Problem to solve — All entries must be repeated exactly; do not include the pictures.
** start **
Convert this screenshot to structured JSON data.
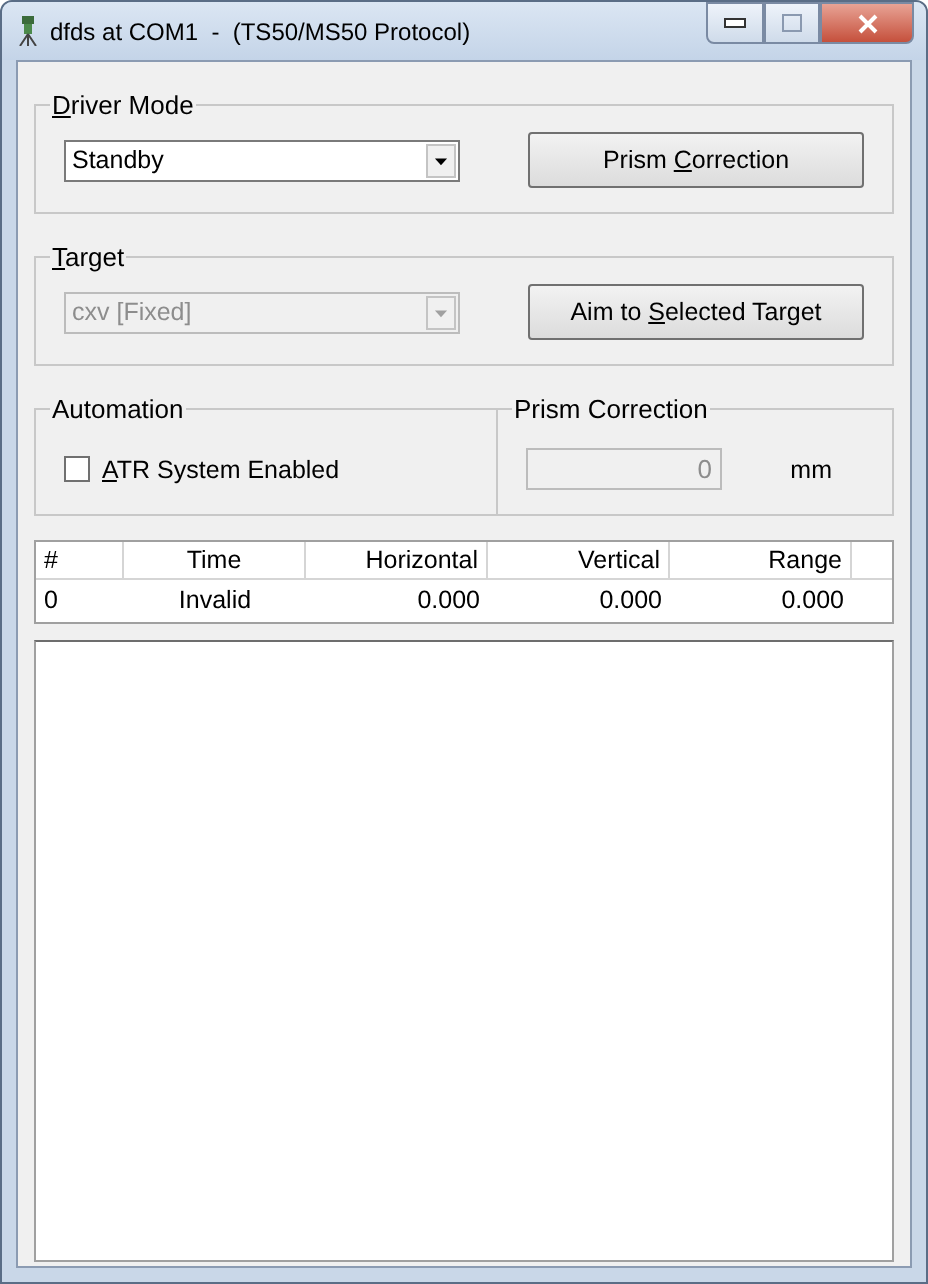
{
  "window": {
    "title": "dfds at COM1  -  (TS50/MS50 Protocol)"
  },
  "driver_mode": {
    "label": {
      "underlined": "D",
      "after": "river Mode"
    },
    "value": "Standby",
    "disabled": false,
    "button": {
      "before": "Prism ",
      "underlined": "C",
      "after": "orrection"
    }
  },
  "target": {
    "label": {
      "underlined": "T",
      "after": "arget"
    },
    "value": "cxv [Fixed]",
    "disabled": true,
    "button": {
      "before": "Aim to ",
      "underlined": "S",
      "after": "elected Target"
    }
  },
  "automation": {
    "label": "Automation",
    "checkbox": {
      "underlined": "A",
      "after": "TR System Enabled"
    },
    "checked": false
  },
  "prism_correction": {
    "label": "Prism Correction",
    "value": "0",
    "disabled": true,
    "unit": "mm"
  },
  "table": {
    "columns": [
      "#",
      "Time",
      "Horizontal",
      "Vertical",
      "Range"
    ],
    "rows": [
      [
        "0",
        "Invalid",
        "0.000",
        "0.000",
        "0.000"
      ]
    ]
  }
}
** end **
Result of the exercise —
Convert this screenshot to structured JSON data.
{
  "window": {
    "title": "dfds at COM1  -  (TS50/MS50 Protocol)"
  },
  "driver_mode": {
    "label": {
      "underlined": "D",
      "after": "river Mode"
    },
    "value": "Standby",
    "disabled": false,
    "button": {
      "before": "Prism ",
      "underlined": "C",
      "after": "orrection"
    }
  },
  "target": {
    "label": {
      "underlined": "T",
      "after": "arget"
    },
    "value": "cxv [Fixed]",
    "disabled": true,
    "button": {
      "before": "Aim to ",
      "underlined": "S",
      "after": "elected Target"
    }
  },
  "automation": {
    "label": "Automation",
    "checkbox": {
      "underlined": "A",
      "after": "TR System Enabled"
    },
    "checked": false
  },
  "prism_correction": {
    "label": "Prism Correction",
    "value": "0",
    "disabled": true,
    "unit": "mm"
  },
  "table": {
    "columns": [
      "#",
      "Time",
      "Horizontal",
      "Vertical",
      "Range"
    ],
    "rows": [
      [
        "0",
        "Invalid",
        "0.000",
        "0.000",
        "0.000"
      ]
    ]
  }
}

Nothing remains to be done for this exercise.